**What the task requires:** Rewrite the paragraph that begins "According to Robert deBin" in the article on medical marijuana in Arkansas below as a short list that keeps its main facts.

Top of Extract to read

In early August, the five-person regulatory board accelerated the timeline to receive offers from prospective third-party contractors to score and review the 203 dispensary applications that have been placed on hold for nearly a year now.
The speedier response turnaround will also allow the winning contractor to get to work sooner on the mammoth task of reviewing and handing out 32 licenses for medical pot retail dispensaries across the state. Under state rules, up to four licenses can be approved in eight quadrants of the state.
In the earlier process to score and award licenses for the highly-sought-after medical cultivation facilities, it took the five commissioners more than three months to score and then award five pot greenery licenses to Arkansas-based companies in late February. Those licenses, which were primarily awarded to companies in the Arkansas Delta, were not ratified by the commission until late July due to legal challenges that went all the way to the Arkansas Supreme Court.
Once PCG begins work on the application for medical marijuana pharmacies, they will be scored in accordance with rules of the Arkansas Medical Marijuana Amendment legislation enacted by the legislature in May 2017 and later promulgated by the DFA and ABC staff.
According to Robert deBin, president of the Fort Smith-based Arkansas Cannabis Industry Association (ACIA), the life cycle to grow cannabis products indoors is about 120 days. That includes one week to germinate the cannabis seed, about 50 days in a vegetative period, and another 60 days in a flower period. Then it must be dried and cured, which takes about one week, he said.
6,084 medical marijuana registry cards have been approved to be issued to qualified patients and caregivers as of Sept. 22. Under state rules, medical marijuana ID cards will be issued approximately 30 days prior to cannabis hitting the shelf at state-approved medical marijuana pharmacies.
MARIJUANA ARRESTS RISE
As legalized pot moves closer to reality in Arkansas, the FBI reported Monday that the number of persons arrested in the U.S. in 2017 for marijuana related violations rose for the second consecutive year. According to the FBI’s Uniform Crime Report, police made 659,700 arrests for marijuana-related violations last year. That total is more than 21% higher than the number of arrests for violent crimes (518,617) in 2017.
Of those arrested for marijuana crimes, just under 91% or just under 600,000 were arrested for marijuana possession offenses, a slight increase over the previous year. Total marijuana arrests in 2017 increased for the second straight year, after having fallen for nearly a decade.
The uptick comes at a time when 10 states, including California, have legalized the adult use of cannabis – leading to a significant decline in marijuana-related arrests in those jurisdictions, said officials with the National Organization for the Reform of Marijuana Laws, or NORML. At the same time, the Trump administrations has also ramped up prosecution of marijuana after U.S. Attorney General Jeff Sessions rescinded Obama administration rules that allows states to legalize pot without federal interference.
“Actions by law enforcement run counter to both public support and basic morality,” said NORML Political Director Justin Strekal. “In a day and age where 20% of the population lives in states which have legalized and nearly every state has some legal protections for medical cannabis or its extract, the time for lawmakers to end this senseless and cruel prohibition that ruins lives.”
As in previous years, marijuana possession arrests were least likely to occur in the western region of the United States, where possessing the plant has largely been either legalized or decriminalized. By contrast, in Midwestern states, marijuana-related arrests comprised over 53% of all drug arrests.

Bottom of Extract to read
Top of Data extracts

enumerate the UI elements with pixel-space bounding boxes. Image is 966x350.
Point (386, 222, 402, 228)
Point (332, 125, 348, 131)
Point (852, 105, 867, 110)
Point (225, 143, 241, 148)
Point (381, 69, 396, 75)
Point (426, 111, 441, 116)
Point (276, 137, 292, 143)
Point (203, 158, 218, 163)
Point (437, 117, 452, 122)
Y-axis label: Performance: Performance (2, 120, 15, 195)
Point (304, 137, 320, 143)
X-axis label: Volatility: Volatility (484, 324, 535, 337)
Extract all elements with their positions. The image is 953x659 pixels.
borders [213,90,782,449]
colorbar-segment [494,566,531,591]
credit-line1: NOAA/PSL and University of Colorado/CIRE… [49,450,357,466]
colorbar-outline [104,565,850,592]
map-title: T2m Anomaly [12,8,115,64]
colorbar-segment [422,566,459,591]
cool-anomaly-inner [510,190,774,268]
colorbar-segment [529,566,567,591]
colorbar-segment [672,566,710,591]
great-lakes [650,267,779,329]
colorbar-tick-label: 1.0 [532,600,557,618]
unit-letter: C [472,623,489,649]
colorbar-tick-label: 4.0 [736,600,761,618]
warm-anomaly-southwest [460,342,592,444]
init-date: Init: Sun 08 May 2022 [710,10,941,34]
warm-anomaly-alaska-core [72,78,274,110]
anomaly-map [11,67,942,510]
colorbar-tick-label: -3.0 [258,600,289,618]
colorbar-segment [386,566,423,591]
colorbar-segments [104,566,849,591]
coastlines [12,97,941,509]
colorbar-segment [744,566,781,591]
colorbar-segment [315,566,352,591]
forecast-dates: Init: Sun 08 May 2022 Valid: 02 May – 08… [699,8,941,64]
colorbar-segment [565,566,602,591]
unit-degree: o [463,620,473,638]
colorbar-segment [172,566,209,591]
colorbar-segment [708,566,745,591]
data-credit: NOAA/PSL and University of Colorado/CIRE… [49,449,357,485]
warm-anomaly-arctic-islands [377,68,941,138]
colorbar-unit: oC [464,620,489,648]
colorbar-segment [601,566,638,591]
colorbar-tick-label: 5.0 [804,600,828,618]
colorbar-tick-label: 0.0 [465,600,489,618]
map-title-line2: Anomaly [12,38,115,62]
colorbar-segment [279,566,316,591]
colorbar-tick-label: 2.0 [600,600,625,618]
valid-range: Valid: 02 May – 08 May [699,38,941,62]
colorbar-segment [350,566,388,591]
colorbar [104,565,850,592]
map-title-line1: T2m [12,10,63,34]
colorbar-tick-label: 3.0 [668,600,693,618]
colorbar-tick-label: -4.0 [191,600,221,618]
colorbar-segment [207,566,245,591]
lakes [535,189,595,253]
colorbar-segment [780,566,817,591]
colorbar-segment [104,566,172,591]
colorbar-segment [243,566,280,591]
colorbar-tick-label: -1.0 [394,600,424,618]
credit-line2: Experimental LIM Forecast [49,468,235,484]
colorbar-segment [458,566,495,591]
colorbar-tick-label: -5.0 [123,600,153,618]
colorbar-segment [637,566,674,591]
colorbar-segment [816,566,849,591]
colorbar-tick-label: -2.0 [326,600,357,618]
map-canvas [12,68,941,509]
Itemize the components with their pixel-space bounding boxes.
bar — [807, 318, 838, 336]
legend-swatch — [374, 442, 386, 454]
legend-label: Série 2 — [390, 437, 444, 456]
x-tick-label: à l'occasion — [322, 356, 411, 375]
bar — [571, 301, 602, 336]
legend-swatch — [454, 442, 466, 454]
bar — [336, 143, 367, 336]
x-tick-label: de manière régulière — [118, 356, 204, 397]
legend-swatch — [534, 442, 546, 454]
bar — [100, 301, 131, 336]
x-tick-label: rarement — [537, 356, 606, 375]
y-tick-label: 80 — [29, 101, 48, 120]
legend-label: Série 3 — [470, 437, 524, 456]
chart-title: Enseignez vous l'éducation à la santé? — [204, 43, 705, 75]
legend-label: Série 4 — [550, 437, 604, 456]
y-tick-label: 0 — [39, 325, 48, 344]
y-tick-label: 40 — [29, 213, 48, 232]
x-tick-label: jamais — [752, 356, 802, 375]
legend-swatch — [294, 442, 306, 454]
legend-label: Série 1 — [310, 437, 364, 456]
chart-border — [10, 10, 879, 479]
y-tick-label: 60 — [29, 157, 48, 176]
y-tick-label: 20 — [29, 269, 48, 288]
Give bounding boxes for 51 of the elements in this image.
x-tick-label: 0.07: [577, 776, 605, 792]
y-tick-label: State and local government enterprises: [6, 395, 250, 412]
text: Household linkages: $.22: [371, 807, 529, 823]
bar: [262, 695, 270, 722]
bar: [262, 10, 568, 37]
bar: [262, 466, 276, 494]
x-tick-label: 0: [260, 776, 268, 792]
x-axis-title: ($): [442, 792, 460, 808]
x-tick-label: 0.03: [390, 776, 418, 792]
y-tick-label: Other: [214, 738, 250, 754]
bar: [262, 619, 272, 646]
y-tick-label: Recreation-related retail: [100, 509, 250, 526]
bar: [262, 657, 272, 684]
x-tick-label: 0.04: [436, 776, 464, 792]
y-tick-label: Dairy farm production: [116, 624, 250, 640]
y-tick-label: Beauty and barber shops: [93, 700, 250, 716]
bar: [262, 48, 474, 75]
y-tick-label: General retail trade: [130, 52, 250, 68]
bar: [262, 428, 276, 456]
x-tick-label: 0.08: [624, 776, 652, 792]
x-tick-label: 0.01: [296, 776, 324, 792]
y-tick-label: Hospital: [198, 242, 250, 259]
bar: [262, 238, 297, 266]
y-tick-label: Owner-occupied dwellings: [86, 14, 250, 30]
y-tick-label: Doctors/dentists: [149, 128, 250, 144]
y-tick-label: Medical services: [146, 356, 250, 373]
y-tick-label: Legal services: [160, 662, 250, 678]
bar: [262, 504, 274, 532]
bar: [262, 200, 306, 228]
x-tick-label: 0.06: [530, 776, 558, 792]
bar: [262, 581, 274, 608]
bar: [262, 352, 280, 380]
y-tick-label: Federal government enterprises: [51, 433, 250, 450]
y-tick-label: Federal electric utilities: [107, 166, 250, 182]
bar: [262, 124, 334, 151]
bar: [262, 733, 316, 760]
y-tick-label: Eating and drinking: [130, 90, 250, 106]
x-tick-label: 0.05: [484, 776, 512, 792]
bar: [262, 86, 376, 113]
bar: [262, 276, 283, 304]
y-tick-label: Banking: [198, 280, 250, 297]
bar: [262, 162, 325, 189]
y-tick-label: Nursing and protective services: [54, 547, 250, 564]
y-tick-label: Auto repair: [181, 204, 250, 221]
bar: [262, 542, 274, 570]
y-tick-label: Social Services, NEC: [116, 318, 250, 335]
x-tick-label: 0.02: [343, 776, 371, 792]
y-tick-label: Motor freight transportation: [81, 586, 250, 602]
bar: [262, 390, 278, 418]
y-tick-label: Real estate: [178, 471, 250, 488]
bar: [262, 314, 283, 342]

Bottom of Data extracts

**Reply:**
- Source: Robert deBin, president of the Fort Smith-based Arkansas Cannabis Industry Association (ACIA)
- Growing cannabis indoors takes about 120 days, including:
  - about one week to germinate the seed
  - about 50 days in a vegetative period
  - another 60 days in a flower period
- After that, drying and curing take about one week